Records contained in a dataset:

--------------------------------

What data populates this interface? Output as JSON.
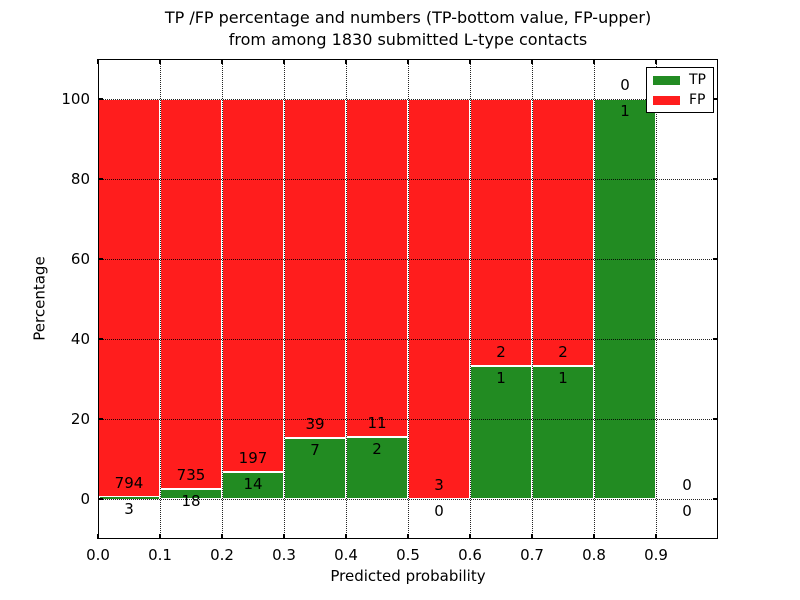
{
  "chart_data": {
    "type": "bar",
    "stacked": true,
    "title_line1": "TP /FP percentage and numbers (TP-bottom value, FP-upper)",
    "title_line2": "from among 1830 submitted L-type contacts",
    "total_submitted_contacts": 1830,
    "xlabel": "Predicted probability",
    "ylabel": "Percentage",
    "xlim": [
      0.0,
      1.0
    ],
    "ylim": [
      -10,
      110
    ],
    "grid": true,
    "grid_style": "dotted-black-above-bars",
    "xticks": [
      0.0,
      0.1,
      0.2,
      0.3,
      0.4,
      0.5,
      0.6,
      0.7,
      0.8,
      0.9
    ],
    "xtick_labels": [
      "0.0",
      "0.1",
      "0.2",
      "0.3",
      "0.4",
      "0.5",
      "0.6",
      "0.7",
      "0.8",
      "0.9"
    ],
    "yticks": [
      0,
      20,
      40,
      60,
      80,
      100
    ],
    "ytick_labels": [
      "0",
      "20",
      "40",
      "60",
      "80",
      "100"
    ],
    "bin_edges": [
      0.0,
      0.1,
      0.2,
      0.3,
      0.4,
      0.5,
      0.6,
      0.7,
      0.8,
      0.9,
      1.0
    ],
    "series": [
      {
        "name": "TP",
        "color": "#228B22",
        "counts": [
          3,
          18,
          14,
          7,
          2,
          0,
          1,
          1,
          1,
          0
        ]
      },
      {
        "name": "FP",
        "color": "#FF1D1D",
        "counts": [
          794,
          735,
          197,
          39,
          11,
          3,
          2,
          2,
          0,
          0
        ]
      }
    ],
    "bins": [
      {
        "x0": 0.0,
        "x1": 0.1,
        "tp": 3,
        "fp": 794,
        "tp_pct": 0.3764
      },
      {
        "x0": 0.1,
        "x1": 0.2,
        "tp": 18,
        "fp": 735,
        "tp_pct": 2.3904
      },
      {
        "x0": 0.2,
        "x1": 0.3,
        "tp": 14,
        "fp": 197,
        "tp_pct": 6.6351
      },
      {
        "x0": 0.3,
        "x1": 0.4,
        "tp": 7,
        "fp": 39,
        "tp_pct": 15.2174
      },
      {
        "x0": 0.4,
        "x1": 0.5,
        "tp": 2,
        "fp": 11,
        "tp_pct": 15.3846
      },
      {
        "x0": 0.5,
        "x1": 0.6,
        "tp": 0,
        "fp": 3,
        "tp_pct": 0
      },
      {
        "x0": 0.6,
        "x1": 0.7,
        "tp": 1,
        "fp": 2,
        "tp_pct": 33.3333
      },
      {
        "x0": 0.7,
        "x1": 0.8,
        "tp": 1,
        "fp": 2,
        "tp_pct": 33.3333
      },
      {
        "x0": 0.8,
        "x1": 0.9,
        "tp": 1,
        "fp": 0,
        "tp_pct": 100
      },
      {
        "x0": 0.9,
        "x1": 1.0,
        "tp": 0,
        "fp": 0,
        "tp_pct": 0,
        "empty": true
      }
    ]
  },
  "legend": {
    "position": "upper right",
    "items": [
      {
        "label": "TP",
        "color": "#228B22"
      },
      {
        "label": "FP",
        "color": "#FF1D1D"
      }
    ]
  },
  "colors": {
    "tp_green": "#228B22",
    "fp_red": "#FF1D1D",
    "background": "#ffffff",
    "text": "#000000"
  }
}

--------------------------------

Your objective: Quote all of the entries word for word, omitting any pictures.

Exercise result:
What data populates this interface? Output as JSON.
{
  "chart_data": {
    "type": "bar",
    "stacked": true,
    "title_line1": "TP /FP percentage and numbers (TP-bottom value, FP-upper)",
    "title_line2": "from among 1830 submitted L-type contacts",
    "total_submitted_contacts": 1830,
    "xlabel": "Predicted probability",
    "ylabel": "Percentage",
    "xlim": [
      0.0,
      1.0
    ],
    "ylim": [
      -10,
      110
    ],
    "grid": true,
    "grid_style": "dotted-black-above-bars",
    "xticks": [
      0.0,
      0.1,
      0.2,
      0.3,
      0.4,
      0.5,
      0.6,
      0.7,
      0.8,
      0.9
    ],
    "xtick_labels": [
      "0.0",
      "0.1",
      "0.2",
      "0.3",
      "0.4",
      "0.5",
      "0.6",
      "0.7",
      "0.8",
      "0.9"
    ],
    "yticks": [
      0,
      20,
      40,
      60,
      80,
      100
    ],
    "ytick_labels": [
      "0",
      "20",
      "40",
      "60",
      "80",
      "100"
    ],
    "bin_edges": [
      0.0,
      0.1,
      0.2,
      0.3,
      0.4,
      0.5,
      0.6,
      0.7,
      0.8,
      0.9,
      1.0
    ],
    "series": [
      {
        "name": "TP",
        "color": "#228B22",
        "counts": [
          3,
          18,
          14,
          7,
          2,
          0,
          1,
          1,
          1,
          0
        ]
      },
      {
        "name": "FP",
        "color": "#FF1D1D",
        "counts": [
          794,
          735,
          197,
          39,
          11,
          3,
          2,
          2,
          0,
          0
        ]
      }
    ],
    "bins": [
      {
        "x0": 0.0,
        "x1": 0.1,
        "tp": 3,
        "fp": 794,
        "tp_pct": 0.3764
      },
      {
        "x0": 0.1,
        "x1": 0.2,
        "tp": 18,
        "fp": 735,
        "tp_pct": 2.3904
      },
      {
        "x0": 0.2,
        "x1": 0.3,
        "tp": 14,
        "fp": 197,
        "tp_pct": 6.6351
      },
      {
        "x0": 0.3,
        "x1": 0.4,
        "tp": 7,
        "fp": 39,
        "tp_pct": 15.2174
      },
      {
        "x0": 0.4,
        "x1": 0.5,
        "tp": 2,
        "fp": 11,
        "tp_pct": 15.3846
      },
      {
        "x0": 0.5,
        "x1": 0.6,
        "tp": 0,
        "fp": 3,
        "tp_pct": 0
      },
      {
        "x0": 0.6,
        "x1": 0.7,
        "tp": 1,
        "fp": 2,
        "tp_pct": 33.3333
      },
      {
        "x0": 0.7,
        "x1": 0.8,
        "tp": 1,
        "fp": 2,
        "tp_pct": 33.3333
      },
      {
        "x0": 0.8,
        "x1": 0.9,
        "tp": 1,
        "fp": 0,
        "tp_pct": 100
      },
      {
        "x0": 0.9,
        "x1": 1.0,
        "tp": 0,
        "fp": 0,
        "tp_pct": 0,
        "empty": true
      }
    ]
  },
  "legend": {
    "position": "upper right",
    "items": [
      {
        "label": "TP",
        "color": "#228B22"
      },
      {
        "label": "FP",
        "color": "#FF1D1D"
      }
    ]
  },
  "colors": {
    "tp_green": "#228B22",
    "fp_red": "#FF1D1D",
    "background": "#ffffff",
    "text": "#000000"
  }
}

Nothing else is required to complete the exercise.